### [Entries from a dataset]
## begin

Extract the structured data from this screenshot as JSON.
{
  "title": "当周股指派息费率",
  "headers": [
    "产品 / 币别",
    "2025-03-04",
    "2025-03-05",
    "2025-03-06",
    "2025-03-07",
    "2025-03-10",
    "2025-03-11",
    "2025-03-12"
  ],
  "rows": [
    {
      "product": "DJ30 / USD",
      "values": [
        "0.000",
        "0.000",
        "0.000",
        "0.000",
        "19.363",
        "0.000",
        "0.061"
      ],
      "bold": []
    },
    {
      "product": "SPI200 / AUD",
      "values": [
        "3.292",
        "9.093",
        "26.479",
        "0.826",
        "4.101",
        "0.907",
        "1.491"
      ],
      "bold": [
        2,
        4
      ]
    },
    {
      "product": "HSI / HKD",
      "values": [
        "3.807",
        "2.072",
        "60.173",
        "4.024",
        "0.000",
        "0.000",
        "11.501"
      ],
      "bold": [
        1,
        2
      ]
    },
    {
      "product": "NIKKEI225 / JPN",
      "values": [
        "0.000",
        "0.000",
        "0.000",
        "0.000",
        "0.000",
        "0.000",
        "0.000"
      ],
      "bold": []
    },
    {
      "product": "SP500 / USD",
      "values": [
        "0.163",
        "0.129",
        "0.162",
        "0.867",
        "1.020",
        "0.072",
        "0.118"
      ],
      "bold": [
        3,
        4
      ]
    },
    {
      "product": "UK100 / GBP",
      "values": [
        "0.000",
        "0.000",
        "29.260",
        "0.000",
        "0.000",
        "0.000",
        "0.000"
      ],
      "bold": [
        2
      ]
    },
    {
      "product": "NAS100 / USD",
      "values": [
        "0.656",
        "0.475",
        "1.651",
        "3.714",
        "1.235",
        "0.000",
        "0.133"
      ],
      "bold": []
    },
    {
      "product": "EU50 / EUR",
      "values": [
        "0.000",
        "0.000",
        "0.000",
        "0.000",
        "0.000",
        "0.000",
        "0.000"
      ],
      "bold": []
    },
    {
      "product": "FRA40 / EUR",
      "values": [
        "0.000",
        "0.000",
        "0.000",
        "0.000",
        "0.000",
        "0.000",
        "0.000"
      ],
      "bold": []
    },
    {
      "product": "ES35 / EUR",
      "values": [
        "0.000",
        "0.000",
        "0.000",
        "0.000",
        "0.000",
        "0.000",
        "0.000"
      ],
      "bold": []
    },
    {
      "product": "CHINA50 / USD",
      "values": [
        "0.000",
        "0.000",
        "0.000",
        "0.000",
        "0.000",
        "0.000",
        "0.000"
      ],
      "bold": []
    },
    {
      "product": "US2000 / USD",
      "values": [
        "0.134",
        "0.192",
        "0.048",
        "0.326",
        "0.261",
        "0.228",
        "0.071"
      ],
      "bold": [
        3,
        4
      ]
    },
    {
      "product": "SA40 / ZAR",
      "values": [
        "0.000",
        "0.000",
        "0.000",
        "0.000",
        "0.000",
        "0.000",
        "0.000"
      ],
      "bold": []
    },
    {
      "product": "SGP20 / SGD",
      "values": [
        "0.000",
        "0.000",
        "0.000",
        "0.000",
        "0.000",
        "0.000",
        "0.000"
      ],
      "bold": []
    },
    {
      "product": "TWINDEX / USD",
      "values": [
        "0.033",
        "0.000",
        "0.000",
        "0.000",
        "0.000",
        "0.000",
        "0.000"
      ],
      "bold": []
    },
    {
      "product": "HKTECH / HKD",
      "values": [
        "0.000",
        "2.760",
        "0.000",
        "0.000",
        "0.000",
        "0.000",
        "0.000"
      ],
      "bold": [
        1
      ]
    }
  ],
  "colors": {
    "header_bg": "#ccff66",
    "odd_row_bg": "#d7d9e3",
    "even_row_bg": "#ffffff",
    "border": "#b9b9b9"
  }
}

## end

### [STATED EXERCISE]
Quote all the records exactly, please, leaving none out.

### [ANSWER FOR THIS EXERCISE]
Extract the structured data from this screenshot as JSON.
{
  "title": "当周股指派息费率",
  "headers": [
    "产品 / 币别",
    "2025-03-04",
    "2025-03-05",
    "2025-03-06",
    "2025-03-07",
    "2025-03-10",
    "2025-03-11",
    "2025-03-12"
  ],
  "rows": [
    {
      "product": "DJ30 / USD",
      "values": [
        "0.000",
        "0.000",
        "0.000",
        "0.000",
        "19.363",
        "0.000",
        "0.061"
      ],
      "bold": []
    },
    {
      "product": "SPI200 / AUD",
      "values": [
        "3.292",
        "9.093",
        "26.479",
        "0.826",
        "4.101",
        "0.907",
        "1.491"
      ],
      "bold": [
        2,
        4
      ]
    },
    {
      "product": "HSI / HKD",
      "values": [
        "3.807",
        "2.072",
        "60.173",
        "4.024",
        "0.000",
        "0.000",
        "11.501"
      ],
      "bold": [
        1,
        2
      ]
    },
    {
      "product": "NIKKEI225 / JPN",
      "values": [
        "0.000",
        "0.000",
        "0.000",
        "0.000",
        "0.000",
        "0.000",
        "0.000"
      ],
      "bold": []
    },
    {
      "product": "SP500 / USD",
      "values": [
        "0.163",
        "0.129",
        "0.162",
        "0.867",
        "1.020",
        "0.072",
        "0.118"
      ],
      "bold": [
        3,
        4
      ]
    },
    {
      "product": "UK100 / GBP",
      "values": [
        "0.000",
        "0.000",
        "29.260",
        "0.000",
        "0.000",
        "0.000",
        "0.000"
      ],
      "bold": [
        2
      ]
    },
    {
      "product": "NAS100 / USD",
      "values": [
        "0.656",
        "0.475",
        "1.651",
        "3.714",
        "1.235",
        "0.000",
        "0.133"
      ],
      "bold": []
    },
    {
      "product": "EU50 / EUR",
      "values": [
        "0.000",
        "0.000",
        "0.000",
        "0.000",
        "0.000",
        "0.000",
        "0.000"
      ],
      "bold": []
    },
    {
      "product": "FRA40 / EUR",
      "values": [
        "0.000",
        "0.000",
        "0.000",
        "0.000",
        "0.000",
        "0.000",
        "0.000"
      ],
      "bold": []
    },
    {
      "product": "ES35 / EUR",
      "values": [
        "0.000",
        "0.000",
        "0.000",
        "0.000",
        "0.000",
        "0.000",
        "0.000"
      ],
      "bold": []
    },
    {
      "product": "CHINA50 / USD",
      "values": [
        "0.000",
        "0.000",
        "0.000",
        "0.000",
        "0.000",
        "0.000",
        "0.000"
      ],
      "bold": []
    },
    {
      "product": "US2000 / USD",
      "values": [
        "0.134",
        "0.192",
        "0.048",
        "0.326",
        "0.261",
        "0.228",
        "0.071"
      ],
      "bold": [
        3,
        4
      ]
    },
    {
      "product": "SA40 / ZAR",
      "values": [
        "0.000",
        "0.000",
        "0.000",
        "0.000",
        "0.000",
        "0.000",
        "0.000"
      ],
      "bold": []
    },
    {
      "product": "SGP20 / SGD",
      "values": [
        "0.000",
        "0.000",
        "0.000",
        "0.000",
        "0.000",
        "0.000",
        "0.000"
      ],
      "bold": []
    },
    {
      "product": "TWINDEX / USD",
      "values": [
        "0.033",
        "0.000",
        "0.000",
        "0.000",
        "0.000",
        "0.000",
        "0.000"
      ],
      "bold": []
    },
    {
      "product": "HKTECH / HKD",
      "values": [
        "0.000",
        "2.760",
        "0.000",
        "0.000",
        "0.000",
        "0.000",
        "0.000"
      ],
      "bold": [
        1
      ]
    }
  ],
  "colors": {
    "header_bg": "#ccff66",
    "odd_row_bg": "#d7d9e3",
    "even_row_bg": "#ffffff",
    "border": "#b9b9b9"
  }
}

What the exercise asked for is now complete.